§ **Short exercise**:
Everything in the listing except the pictures should be written out exactly.

§ **Given entries**:

'''

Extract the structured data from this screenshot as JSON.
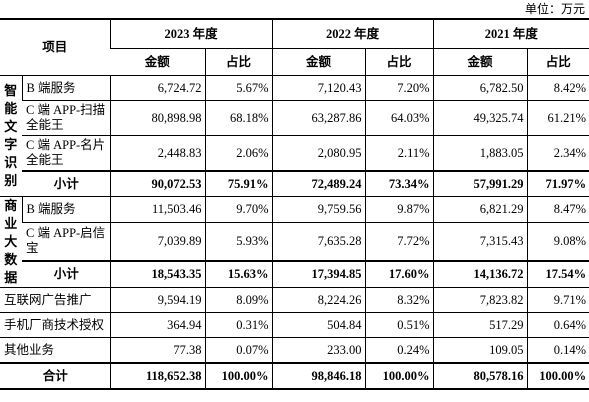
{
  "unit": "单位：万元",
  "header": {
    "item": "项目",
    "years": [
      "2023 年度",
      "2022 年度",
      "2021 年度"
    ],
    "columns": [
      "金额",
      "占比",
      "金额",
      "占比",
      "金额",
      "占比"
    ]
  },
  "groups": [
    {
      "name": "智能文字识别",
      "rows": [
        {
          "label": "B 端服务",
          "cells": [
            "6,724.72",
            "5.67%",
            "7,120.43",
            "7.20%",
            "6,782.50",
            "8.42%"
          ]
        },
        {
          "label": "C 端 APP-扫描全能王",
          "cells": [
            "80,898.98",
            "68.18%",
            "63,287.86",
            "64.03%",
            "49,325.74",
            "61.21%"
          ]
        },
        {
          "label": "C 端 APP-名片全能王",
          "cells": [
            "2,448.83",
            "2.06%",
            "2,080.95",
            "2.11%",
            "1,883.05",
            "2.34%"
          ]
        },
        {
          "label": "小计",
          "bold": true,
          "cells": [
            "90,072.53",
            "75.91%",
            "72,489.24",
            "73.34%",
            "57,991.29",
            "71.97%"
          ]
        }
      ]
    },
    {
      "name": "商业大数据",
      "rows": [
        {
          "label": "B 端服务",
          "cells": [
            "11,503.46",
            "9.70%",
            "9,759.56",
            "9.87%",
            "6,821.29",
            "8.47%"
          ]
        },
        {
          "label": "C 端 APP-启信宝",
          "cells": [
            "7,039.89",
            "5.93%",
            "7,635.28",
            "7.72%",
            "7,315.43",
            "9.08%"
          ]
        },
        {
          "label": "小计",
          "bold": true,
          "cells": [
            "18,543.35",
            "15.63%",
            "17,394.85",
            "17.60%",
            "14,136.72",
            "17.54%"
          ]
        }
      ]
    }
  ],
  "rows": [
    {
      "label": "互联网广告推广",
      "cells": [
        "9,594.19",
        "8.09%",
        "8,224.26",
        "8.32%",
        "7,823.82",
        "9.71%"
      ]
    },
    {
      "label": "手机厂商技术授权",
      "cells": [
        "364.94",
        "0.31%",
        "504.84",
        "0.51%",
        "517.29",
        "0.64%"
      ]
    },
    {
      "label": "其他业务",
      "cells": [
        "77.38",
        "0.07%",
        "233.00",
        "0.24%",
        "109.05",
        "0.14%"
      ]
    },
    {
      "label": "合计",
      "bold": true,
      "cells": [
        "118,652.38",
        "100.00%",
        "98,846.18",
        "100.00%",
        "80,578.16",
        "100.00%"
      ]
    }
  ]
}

'''

§ **Exercise output**:
Extract the structured data from this screenshot as JSON.
{
  "unit": "单位：万元",
  "header": {
    "item": "项目",
    "years": [
      "2023 年度",
      "2022 年度",
      "2021 年度"
    ],
    "columns": [
      "金额",
      "占比",
      "金额",
      "占比",
      "金额",
      "占比"
    ]
  },
  "groups": [
    {
      "name": "智能文字识别",
      "rows": [
        {
          "label": "B 端服务",
          "cells": [
            "6,724.72",
            "5.67%",
            "7,120.43",
            "7.20%",
            "6,782.50",
            "8.42%"
          ]
        },
        {
          "label": "C 端 APP-扫描全能王",
          "cells": [
            "80,898.98",
            "68.18%",
            "63,287.86",
            "64.03%",
            "49,325.74",
            "61.21%"
          ]
        },
        {
          "label": "C 端 APP-名片全能王",
          "cells": [
            "2,448.83",
            "2.06%",
            "2,080.95",
            "2.11%",
            "1,883.05",
            "2.34%"
          ]
        },
        {
          "label": "小计",
          "bold": true,
          "cells": [
            "90,072.53",
            "75.91%",
            "72,489.24",
            "73.34%",
            "57,991.29",
            "71.97%"
          ]
        }
      ]
    },
    {
      "name": "商业大数据",
      "rows": [
        {
          "label": "B 端服务",
          "cells": [
            "11,503.46",
            "9.70%",
            "9,759.56",
            "9.87%",
            "6,821.29",
            "8.47%"
          ]
        },
        {
          "label": "C 端 APP-启信宝",
          "cells": [
            "7,039.89",
            "5.93%",
            "7,635.28",
            "7.72%",
            "7,315.43",
            "9.08%"
          ]
        },
        {
          "label": "小计",
          "bold": true,
          "cells": [
            "18,543.35",
            "15.63%",
            "17,394.85",
            "17.60%",
            "14,136.72",
            "17.54%"
          ]
        }
      ]
    }
  ],
  "rows": [
    {
      "label": "互联网广告推广",
      "cells": [
        "9,594.19",
        "8.09%",
        "8,224.26",
        "8.32%",
        "7,823.82",
        "9.71%"
      ]
    },
    {
      "label": "手机厂商技术授权",
      "cells": [
        "364.94",
        "0.31%",
        "504.84",
        "0.51%",
        "517.29",
        "0.64%"
      ]
    },
    {
      "label": "其他业务",
      "cells": [
        "77.38",
        "0.07%",
        "233.00",
        "0.24%",
        "109.05",
        "0.14%"
      ]
    },
    {
      "label": "合计",
      "bold": true,
      "cells": [
        "118,652.38",
        "100.00%",
        "98,846.18",
        "100.00%",
        "80,578.16",
        "100.00%"
      ]
    }
  ]
}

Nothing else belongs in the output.